What you are asked to do ▸ Extract every line that contains the string "PPKM".

Extracted entries ▸
━━━━━━━━━━━━━━━━━━━━━━━━━━━━━━
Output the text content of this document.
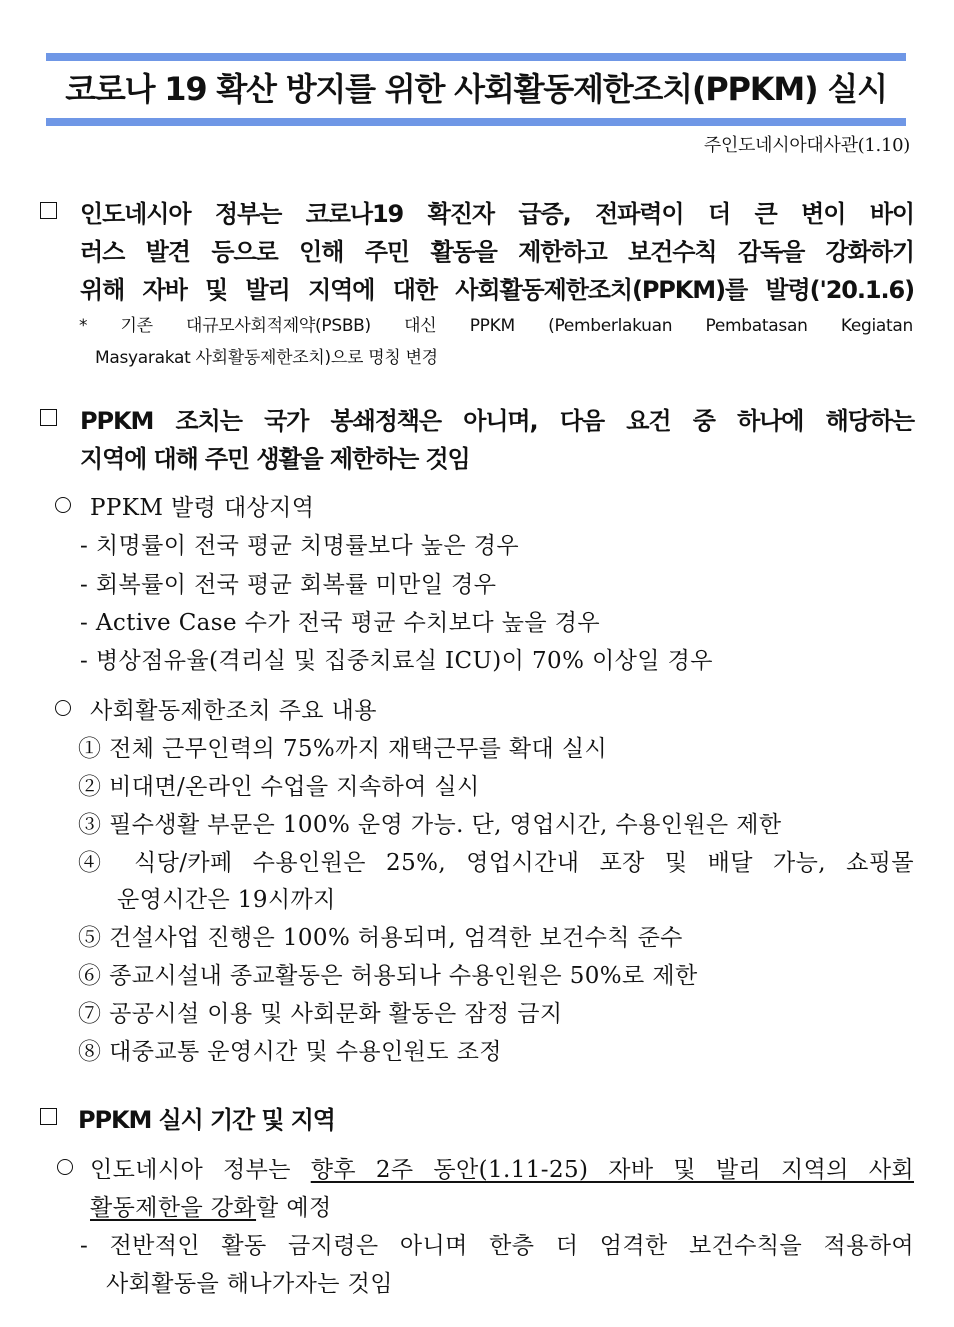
코로나 19 확산 방지를 위한 사회활동제한조치(PPKM) 실시
주인도네시아대사관(1.10)
인도네시아 정부는 코로나19 확진자 급증, 전파력이 더 큰 변이 바이
러스 발견 등으로 인해 주민 활동을 제한하고 보건수칙 감독을 강화하기
위해 자바 및 발리 지역에 대한 사회활동제한조치(PPKM)를 발령('20.1.6)
* 기존 대규모사회적제약(PSBB) 대신 PPKM (Pemberlakuan Pembatasan Kegiatan
Masyarakat 사회활동제한조치)으로 명칭 변경
PPKM 조치는 국가 봉쇄정책은 아니며, 다음 요건 중 하나에 해당하는
지역에 대해 주민 생활을 제한하는 것임
PPKM 발령 대상지역
- 치명률이 전국 평균 치명률보다 높은 경우
- 회복률이 전국 평균 회복률 미만일 경우
- Active Case 수가 전국 평균 수치보다 높을 경우
- 병상점유율(격리실 및 집중치료실 ICU)이 70% 이상일 경우
사회활동제한조치 주요 내용
① 전체 근무인력의 75%까지 재택근무를 확대 실시
② 비대면/온라인 수업을 지속하여 실시
③ 필수생활 부문은 100% 운영 가능. 단, 영업시간, 수용인원은 제한
④ 식당/카페 수용인원은 25%, 영업시간내 포장 및 배달 가능, 쇼핑몰
운영시간은 19시까지
⑤ 건설사업 진행은 100% 허용되며, 엄격한 보건수칙 준수
⑥ 종교시설내 종교활동은 허용되나 수용인원은 50%로 제한
⑦ 공공시설 이용 및 사회문화 활동은 잠정 금지
⑧ 대중교통 운영시간 및 수용인원도 조정
PPKM 실시 기간 및 지역
인도네시아 정부는 향후 2주 동안(1.11-25) 자바 및 발리 지역의 사회
활동제한을 강화할 예정
- 전반적인 활동 금지령은 아니며 한층 더 엄격한 보건수칙을 적용하여
사회활동을 해나가자는 것임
━━━━━━━━━━━━━━━━━━━━━━━━━━━━━━
Exercise result ▸
코로나 19 확산 방지를 위한 사회활동제한조치(PPKM) 실시
위해 자바 및 발리 지역에 대한 사회활동제한조치(PPKM)를 발령('20.1.6)
* 기존 대규모사회적제약(PSBB) 대신 PPKM (Pemberlakuan Pembatasan Kegiatan
PPKM 조치는 국가 봉쇄정책은 아니며, 다음 요건 중 하나에 해당하는
PPKM 발령 대상지역
PPKM 실시 기간 및 지역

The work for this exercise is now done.